Records from a data source

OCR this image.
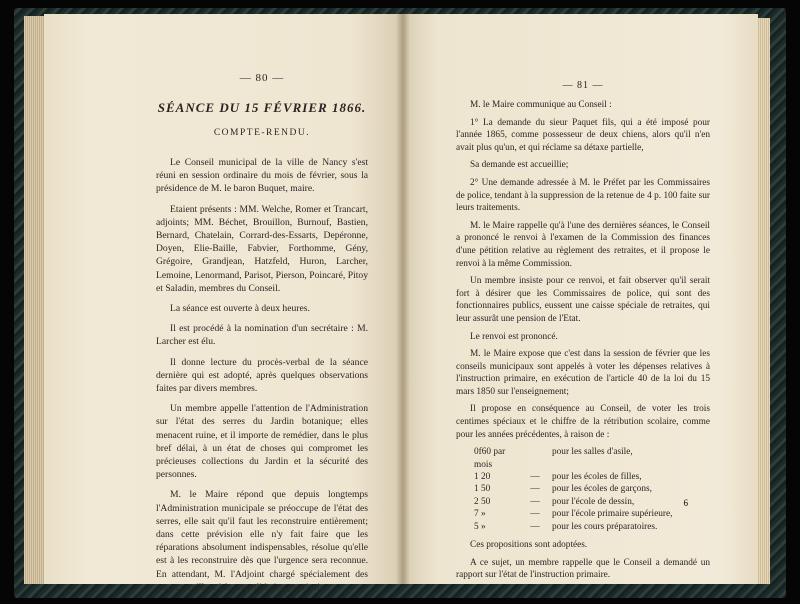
— 80 —
SÉANCE DU 15 FÉVRIER 1866.
COMPTE-RENDU.

Le Conseil municipal de la ville de Nancy s'est réuni en session ordinaire du mois de février, sous la présidence de M. le baron Buquet, maire.

Etaient présents : MM. Welche, Romer et Trancart, adjoints; MM. Béchet, Brouillon, Burnouf, Bastien, Bernard, Chatelain, Corrard-des-Essarts, Depéronne, Doyen, Elie-Baille, Fabvier, Forthomme, Gény, Grégoire, Grandjean, Hatzfeld, Huron, Larcher, Lemoine, Lenormand, Parisot, Pierson, Poincaré, Pitoy et Saladin, membres du Conseil.

La séance est ouverte à deux heures.

Il est procédé à la nomination d'un secrétaire : M. Larcher est élu.

Il donne lecture du procès-verbal de la séance dernière qui est adopté, après quelques observations faites par divers membres.

Un membre appelle l'attention de l'Administration sur l'état des serres du Jardin botanique; elles menacent ruine, et il importe de remédier, dans le plus bref délai, à un état de choses qui compromet les précieuses collections du Jardin et la sécurité des personnes.

M. le Maire répond que depuis longtemps l'Administration municipale se préoccupe de l'état des serres, elle sait qu'il faut les reconstruire entièrement; dans cette prévision elle n'y fait faire que les réparations absolument indispensables, résolue qu'elle est à les reconstruire dès que l'urgence sera reconnue. En attendant, M. l'Adjoint chargé spécialement des travaux veillera à la consolidation provisoire.

— 81 —

M. le Maire communique au Conseil :

1° La demande du sieur Paquet fils, qui a été imposé pour l'année 1865, comme possesseur de deux chiens, alors qu'il n'en avait plus qu'un, et qui réclame sa détaxe partielle,

Sa demande est accueillie;

2° Une demande adressée à M. le Préfet par les Commissaires de police, tendant à la suppression de la retenue de 4 p. 100 faite sur leurs traitements.

M. le Maire rappelle qu'à l'une des dernières séances, le Conseil a prononcé le renvoi à l'examen de la Commission des finances d'une pétition relative au règlement des retraites, et il propose le renvoi à la même Commission.

Un membre insiste pour ce renvoi, et fait observer qu'il serait fort à désirer que les Commissaires de police, qui sont des fonctionnaires publics, eussent une caisse spéciale de retraites, qui leur assurât une pension de l'Etat.

Le renvoi est prononcé.

M. le Maire expose que c'est dans la session de février que les conseils municipaux sont appelés à voter les dépenses relatives à l'instruction primaire, en exécution de l'article 40 de la loi du 15 mars 1850 sur l'enseignement;

Il propose en conséquence au Conseil, de voter les trois centimes spéciaux et le chiffre de la rétribution scolaire, comme pour les années précédentes, à raison de :

0f60 par mois		pour les salles d'asile,
1 20	—	pour les écoles de filles,
1 50	—	pour les écoles de garçons,
2 50	—	pour l'école de dessin,
7 »	—	pour l'école primaire supérieure,
5 »	—	pour les cours préparatoires.

Ces propositions sont adoptées.

A ce sujet, un membre rappelle que le Conseil a demandé un rapport sur l'état de l'instruction primaire.

6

◆ **GIVEN EXERCISE**: Retype the listing exactly. Pictures do not belong in the copy.

◆ **COMPLETE OUTPUT**:
OCR this image.
— 80 —
SÉANCE DU 15 FÉVRIER 1866.
COMPTE-RENDU.

Le Conseil municipal de la ville de Nancy s'est réuni en session ordinaire du mois de février, sous la présidence de M. le baron Buquet, maire.

Etaient présents : MM. Welche, Romer et Trancart, adjoints; MM. Béchet, Brouillon, Burnouf, Bastien, Bernard, Chatelain, Corrard-des-Essarts, Depéronne, Doyen, Elie-Baille, Fabvier, Forthomme, Gény, Grégoire, Grandjean, Hatzfeld, Huron, Larcher, Lemoine, Lenormand, Parisot, Pierson, Poincaré, Pitoy et Saladin, membres du Conseil.

La séance est ouverte à deux heures.

Il est procédé à la nomination d'un secrétaire : M. Larcher est élu.

Il donne lecture du procès-verbal de la séance dernière qui est adopté, après quelques observations faites par divers membres.

Un membre appelle l'attention de l'Administration sur l'état des serres du Jardin botanique; elles menacent ruine, et il importe de remédier, dans le plus bref délai, à un état de choses qui compromet les précieuses collections du Jardin et la sécurité des personnes.

M. le Maire répond que depuis longtemps l'Administration municipale se préoccupe de l'état des serres, elle sait qu'il faut les reconstruire entièrement; dans cette prévision elle n'y fait faire que les réparations absolument indispensables, résolue qu'elle est à les reconstruire dès que l'urgence sera reconnue. En attendant, M. l'Adjoint chargé spécialement des travaux veillera à la consolidation provisoire.

— 81 —

M. le Maire communique au Conseil :

1° La demande du sieur Paquet fils, qui a été imposé pour l'année 1865, comme possesseur de deux chiens, alors qu'il n'en avait plus qu'un, et qui réclame sa détaxe partielle,

Sa demande est accueillie;

2° Une demande adressée à M. le Préfet par les Commissaires de police, tendant à la suppression de la retenue de 4 p. 100 faite sur leurs traitements.

M. le Maire rappelle qu'à l'une des dernières séances, le Conseil a prononcé le renvoi à l'examen de la Commission des finances d'une pétition relative au règlement des retraites, et il propose le renvoi à la même Commission.

Un membre insiste pour ce renvoi, et fait observer qu'il serait fort à désirer que les Commissaires de police, qui sont des fonctionnaires publics, eussent une caisse spéciale de retraites, qui leur assurât une pension de l'Etat.

Le renvoi est prononcé.

M. le Maire expose que c'est dans la session de février que les conseils municipaux sont appelés à voter les dépenses relatives à l'instruction primaire, en exécution de l'article 40 de la loi du 15 mars 1850 sur l'enseignement;

Il propose en conséquence au Conseil, de voter les trois centimes spéciaux et le chiffre de la rétribution scolaire, comme pour les années précédentes, à raison de :

0f60 par mois		pour les salles d'asile,
1 20	—	pour les écoles de filles,
1 50	—	pour les écoles de garçons,
2 50	—	pour l'école de dessin,
7 »	—	pour l'école primaire supérieure,
5 »	—	pour les cours préparatoires.

Ces propositions sont adoptées.

A ce sujet, un membre rappelle que le Conseil a demandé un rapport sur l'état de l'instruction primaire.

6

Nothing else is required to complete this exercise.